### TASK
Determine how many lines contain the string "năng", then reply with that figure only.

### PROVIDED ENTRIES

──────────────────────────────

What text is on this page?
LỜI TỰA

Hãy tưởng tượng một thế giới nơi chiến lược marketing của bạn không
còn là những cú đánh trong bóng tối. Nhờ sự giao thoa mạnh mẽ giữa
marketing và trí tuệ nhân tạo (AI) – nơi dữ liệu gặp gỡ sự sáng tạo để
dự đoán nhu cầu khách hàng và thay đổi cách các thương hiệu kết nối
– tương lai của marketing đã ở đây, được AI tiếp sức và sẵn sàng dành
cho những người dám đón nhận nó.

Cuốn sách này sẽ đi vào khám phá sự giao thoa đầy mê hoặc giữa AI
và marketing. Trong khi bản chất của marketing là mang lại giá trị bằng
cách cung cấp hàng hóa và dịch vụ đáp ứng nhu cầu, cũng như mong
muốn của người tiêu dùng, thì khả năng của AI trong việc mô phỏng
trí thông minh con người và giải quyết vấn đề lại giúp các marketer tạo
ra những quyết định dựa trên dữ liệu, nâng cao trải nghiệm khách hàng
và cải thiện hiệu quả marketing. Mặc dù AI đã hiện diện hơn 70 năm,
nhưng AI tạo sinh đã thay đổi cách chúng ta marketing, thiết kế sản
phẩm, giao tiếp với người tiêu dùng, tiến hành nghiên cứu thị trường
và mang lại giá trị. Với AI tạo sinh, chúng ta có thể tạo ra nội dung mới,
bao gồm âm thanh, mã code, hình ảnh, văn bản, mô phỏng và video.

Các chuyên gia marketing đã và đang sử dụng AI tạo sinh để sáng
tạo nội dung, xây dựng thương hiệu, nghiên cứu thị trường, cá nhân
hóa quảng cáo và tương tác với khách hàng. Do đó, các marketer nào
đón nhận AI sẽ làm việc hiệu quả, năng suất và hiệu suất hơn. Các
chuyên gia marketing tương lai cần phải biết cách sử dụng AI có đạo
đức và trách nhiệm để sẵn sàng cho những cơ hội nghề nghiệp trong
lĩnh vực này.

──────────────────────────────

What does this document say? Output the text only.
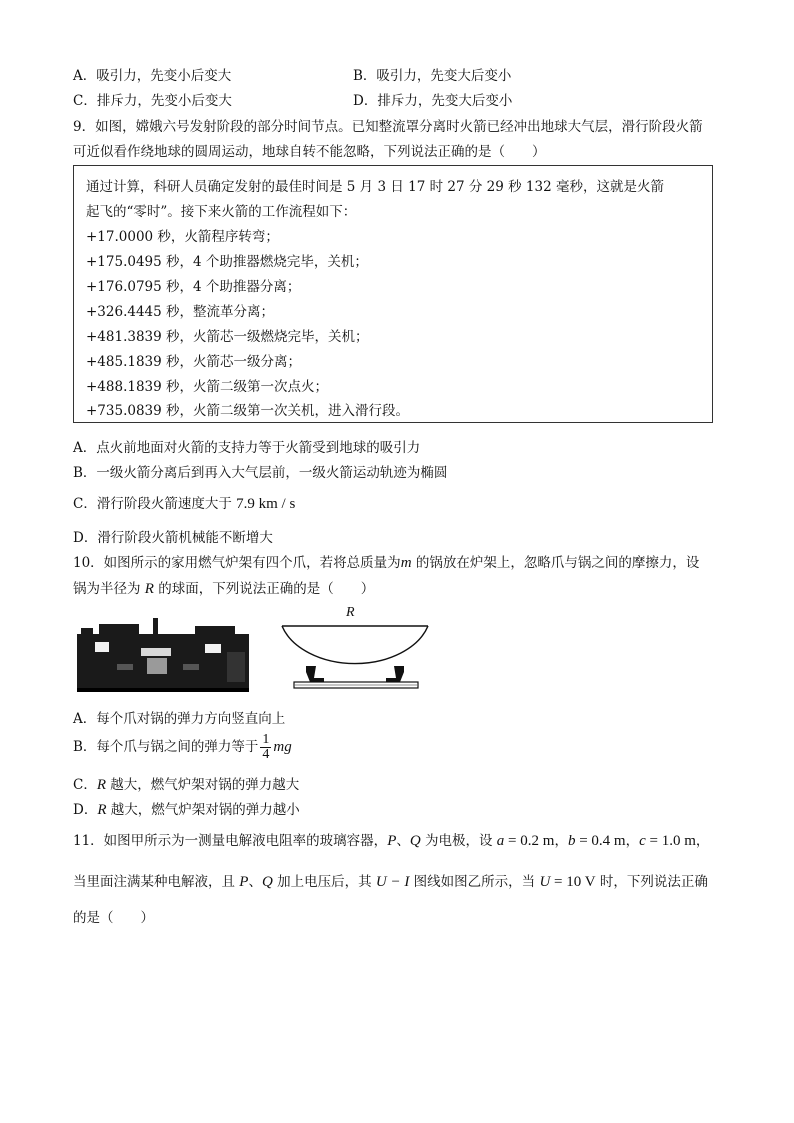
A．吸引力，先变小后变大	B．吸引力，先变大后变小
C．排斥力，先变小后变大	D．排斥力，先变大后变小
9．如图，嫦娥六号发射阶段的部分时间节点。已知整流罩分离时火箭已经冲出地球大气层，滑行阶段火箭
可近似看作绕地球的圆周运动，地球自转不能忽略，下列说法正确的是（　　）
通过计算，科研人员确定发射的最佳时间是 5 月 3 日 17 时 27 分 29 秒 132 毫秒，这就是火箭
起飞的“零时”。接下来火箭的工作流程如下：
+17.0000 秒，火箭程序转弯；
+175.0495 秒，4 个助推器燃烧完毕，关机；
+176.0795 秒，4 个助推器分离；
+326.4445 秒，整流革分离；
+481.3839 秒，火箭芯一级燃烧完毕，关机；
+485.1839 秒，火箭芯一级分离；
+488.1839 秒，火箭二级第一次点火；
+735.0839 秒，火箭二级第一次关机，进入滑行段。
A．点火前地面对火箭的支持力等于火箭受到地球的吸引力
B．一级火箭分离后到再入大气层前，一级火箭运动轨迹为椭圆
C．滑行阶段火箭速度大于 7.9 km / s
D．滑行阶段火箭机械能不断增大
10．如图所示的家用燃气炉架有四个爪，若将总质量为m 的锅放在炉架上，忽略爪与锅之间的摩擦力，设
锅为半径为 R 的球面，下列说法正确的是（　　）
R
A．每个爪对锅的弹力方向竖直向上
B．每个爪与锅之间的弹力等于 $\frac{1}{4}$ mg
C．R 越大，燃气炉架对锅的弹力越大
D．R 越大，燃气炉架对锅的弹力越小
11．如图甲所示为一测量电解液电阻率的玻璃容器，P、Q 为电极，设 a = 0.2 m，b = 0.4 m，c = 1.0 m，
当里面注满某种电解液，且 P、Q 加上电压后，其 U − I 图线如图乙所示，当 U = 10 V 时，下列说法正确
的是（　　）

──────────────────────────────

### RESULT OF THE EXERCISE
2